SET EXERCISE — Below is a set of records. Repeat all of them exactly.

— start RECORDS FOR THE TASK —

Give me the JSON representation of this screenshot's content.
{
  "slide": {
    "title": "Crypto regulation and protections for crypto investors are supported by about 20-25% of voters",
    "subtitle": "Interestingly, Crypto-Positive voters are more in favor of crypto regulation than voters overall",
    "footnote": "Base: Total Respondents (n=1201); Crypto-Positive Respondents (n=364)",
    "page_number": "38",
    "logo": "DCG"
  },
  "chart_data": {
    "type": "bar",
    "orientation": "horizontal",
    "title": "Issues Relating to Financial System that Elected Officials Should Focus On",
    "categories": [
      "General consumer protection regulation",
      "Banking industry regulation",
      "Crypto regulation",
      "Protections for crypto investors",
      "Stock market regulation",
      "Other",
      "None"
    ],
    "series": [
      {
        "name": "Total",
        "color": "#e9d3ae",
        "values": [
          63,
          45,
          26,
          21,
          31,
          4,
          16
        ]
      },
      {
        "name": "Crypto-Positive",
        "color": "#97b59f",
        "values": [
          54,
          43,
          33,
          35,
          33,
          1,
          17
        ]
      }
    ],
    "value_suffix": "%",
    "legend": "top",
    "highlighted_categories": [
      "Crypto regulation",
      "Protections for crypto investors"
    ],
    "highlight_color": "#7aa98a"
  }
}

— end RECORDS FOR THE TASK —

ANSWER IN FULL —
Give me the JSON representation of this screenshot's content.
{
  "slide": {
    "title": "Crypto regulation and protections for crypto investors are supported by about 20-25% of voters",
    "subtitle": "Interestingly, Crypto-Positive voters are more in favor of crypto regulation than voters overall",
    "footnote": "Base: Total Respondents (n=1201); Crypto-Positive Respondents (n=364)",
    "page_number": "38",
    "logo": "DCG"
  },
  "chart_data": {
    "type": "bar",
    "orientation": "horizontal",
    "title": "Issues Relating to Financial System that Elected Officials Should Focus On",
    "categories": [
      "General consumer protection regulation",
      "Banking industry regulation",
      "Crypto regulation",
      "Protections for crypto investors",
      "Stock market regulation",
      "Other",
      "None"
    ],
    "series": [
      {
        "name": "Total",
        "color": "#e9d3ae",
        "values": [
          63,
          45,
          26,
          21,
          31,
          4,
          16
        ]
      },
      {
        "name": "Crypto-Positive",
        "color": "#97b59f",
        "values": [
          54,
          43,
          33,
          35,
          33,
          1,
          17
        ]
      }
    ],
    "value_suffix": "%",
    "legend": "top",
    "highlighted_categories": [
      "Crypto regulation",
      "Protections for crypto investors"
    ],
    "highlight_color": "#7aa98a"
  }
}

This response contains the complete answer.